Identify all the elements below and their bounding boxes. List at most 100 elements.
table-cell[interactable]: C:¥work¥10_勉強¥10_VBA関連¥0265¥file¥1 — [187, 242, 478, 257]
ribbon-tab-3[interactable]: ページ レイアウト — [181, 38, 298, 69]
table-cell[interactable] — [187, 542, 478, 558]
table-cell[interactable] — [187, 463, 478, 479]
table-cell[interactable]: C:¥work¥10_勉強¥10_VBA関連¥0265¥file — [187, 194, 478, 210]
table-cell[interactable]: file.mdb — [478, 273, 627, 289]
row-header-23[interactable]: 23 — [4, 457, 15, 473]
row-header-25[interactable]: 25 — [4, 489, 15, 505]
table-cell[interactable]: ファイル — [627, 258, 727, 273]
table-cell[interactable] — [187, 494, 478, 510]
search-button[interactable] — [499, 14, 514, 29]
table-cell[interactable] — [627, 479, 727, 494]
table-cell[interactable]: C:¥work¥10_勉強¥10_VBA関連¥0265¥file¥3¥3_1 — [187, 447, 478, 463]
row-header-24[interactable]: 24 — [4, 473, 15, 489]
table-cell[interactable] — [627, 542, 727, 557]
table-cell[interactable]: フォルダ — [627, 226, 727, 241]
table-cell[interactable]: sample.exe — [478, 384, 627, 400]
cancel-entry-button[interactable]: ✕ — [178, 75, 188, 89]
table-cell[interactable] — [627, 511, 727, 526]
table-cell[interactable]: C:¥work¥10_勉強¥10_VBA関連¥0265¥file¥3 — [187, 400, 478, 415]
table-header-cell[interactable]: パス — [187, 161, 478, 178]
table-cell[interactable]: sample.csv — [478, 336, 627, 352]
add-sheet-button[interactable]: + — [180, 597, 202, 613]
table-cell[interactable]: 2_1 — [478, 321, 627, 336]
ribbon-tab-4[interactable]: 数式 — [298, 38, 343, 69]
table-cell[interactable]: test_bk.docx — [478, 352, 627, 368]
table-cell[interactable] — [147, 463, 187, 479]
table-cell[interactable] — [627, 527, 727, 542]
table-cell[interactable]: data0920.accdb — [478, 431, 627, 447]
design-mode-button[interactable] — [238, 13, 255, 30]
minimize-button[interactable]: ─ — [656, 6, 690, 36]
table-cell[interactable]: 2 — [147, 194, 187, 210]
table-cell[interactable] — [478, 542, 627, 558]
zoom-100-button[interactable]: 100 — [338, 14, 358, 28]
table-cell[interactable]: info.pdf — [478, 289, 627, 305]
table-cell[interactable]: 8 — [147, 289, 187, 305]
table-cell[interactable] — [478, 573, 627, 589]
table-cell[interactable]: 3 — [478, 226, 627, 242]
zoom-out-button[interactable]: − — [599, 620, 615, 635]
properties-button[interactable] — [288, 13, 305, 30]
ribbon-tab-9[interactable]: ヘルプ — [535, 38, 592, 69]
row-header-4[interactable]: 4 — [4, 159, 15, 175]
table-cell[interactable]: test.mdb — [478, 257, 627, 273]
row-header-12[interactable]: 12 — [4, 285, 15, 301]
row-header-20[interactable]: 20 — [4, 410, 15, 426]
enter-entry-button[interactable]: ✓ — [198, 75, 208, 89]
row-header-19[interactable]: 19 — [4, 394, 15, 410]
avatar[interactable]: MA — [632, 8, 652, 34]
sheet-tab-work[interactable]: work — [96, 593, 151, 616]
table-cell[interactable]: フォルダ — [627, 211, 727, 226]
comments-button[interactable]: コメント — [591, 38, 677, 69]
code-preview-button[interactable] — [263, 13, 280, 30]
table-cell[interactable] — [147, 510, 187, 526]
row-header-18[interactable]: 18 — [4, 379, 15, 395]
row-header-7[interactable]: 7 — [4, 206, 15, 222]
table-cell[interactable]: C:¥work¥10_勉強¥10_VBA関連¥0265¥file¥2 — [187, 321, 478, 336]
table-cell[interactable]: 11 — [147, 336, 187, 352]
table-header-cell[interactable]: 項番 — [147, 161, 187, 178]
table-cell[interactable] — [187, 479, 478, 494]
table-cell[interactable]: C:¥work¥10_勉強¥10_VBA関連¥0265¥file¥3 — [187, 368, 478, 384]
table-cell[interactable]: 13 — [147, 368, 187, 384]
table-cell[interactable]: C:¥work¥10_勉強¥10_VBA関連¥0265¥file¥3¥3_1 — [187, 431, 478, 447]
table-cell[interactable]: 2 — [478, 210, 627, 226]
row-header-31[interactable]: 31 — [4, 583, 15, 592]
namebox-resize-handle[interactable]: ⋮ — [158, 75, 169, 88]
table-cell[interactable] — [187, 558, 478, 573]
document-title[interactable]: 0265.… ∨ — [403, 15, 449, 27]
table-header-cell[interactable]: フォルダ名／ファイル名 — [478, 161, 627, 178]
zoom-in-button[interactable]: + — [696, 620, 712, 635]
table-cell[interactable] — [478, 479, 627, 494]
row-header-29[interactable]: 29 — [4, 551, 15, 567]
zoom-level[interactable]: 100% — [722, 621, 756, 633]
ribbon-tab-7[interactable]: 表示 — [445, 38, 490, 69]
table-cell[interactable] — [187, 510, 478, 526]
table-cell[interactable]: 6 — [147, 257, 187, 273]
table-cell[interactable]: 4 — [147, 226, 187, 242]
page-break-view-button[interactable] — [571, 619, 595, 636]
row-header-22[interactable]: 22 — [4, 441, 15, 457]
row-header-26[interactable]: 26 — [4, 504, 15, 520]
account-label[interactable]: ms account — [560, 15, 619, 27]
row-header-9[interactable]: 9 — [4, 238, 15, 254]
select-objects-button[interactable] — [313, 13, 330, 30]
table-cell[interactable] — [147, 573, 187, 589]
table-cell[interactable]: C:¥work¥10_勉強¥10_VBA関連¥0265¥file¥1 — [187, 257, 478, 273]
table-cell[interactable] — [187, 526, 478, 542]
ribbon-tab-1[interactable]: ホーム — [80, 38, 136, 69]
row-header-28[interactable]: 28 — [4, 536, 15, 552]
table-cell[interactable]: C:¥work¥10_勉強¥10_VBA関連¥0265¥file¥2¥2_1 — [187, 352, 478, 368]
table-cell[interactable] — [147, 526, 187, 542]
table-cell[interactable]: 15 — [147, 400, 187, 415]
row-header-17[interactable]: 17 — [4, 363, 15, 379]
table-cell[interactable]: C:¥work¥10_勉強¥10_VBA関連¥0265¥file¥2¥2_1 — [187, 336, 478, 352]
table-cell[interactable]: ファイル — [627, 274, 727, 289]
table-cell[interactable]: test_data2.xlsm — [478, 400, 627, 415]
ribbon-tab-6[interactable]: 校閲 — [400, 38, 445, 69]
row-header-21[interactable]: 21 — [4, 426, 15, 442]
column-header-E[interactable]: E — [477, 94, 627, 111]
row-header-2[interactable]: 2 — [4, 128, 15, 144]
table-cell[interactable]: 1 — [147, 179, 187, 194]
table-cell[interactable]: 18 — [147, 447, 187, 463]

Exercise details: Tally the lines in the entries above that contain the string "sheet", and give only the number.

Exercise solution: 2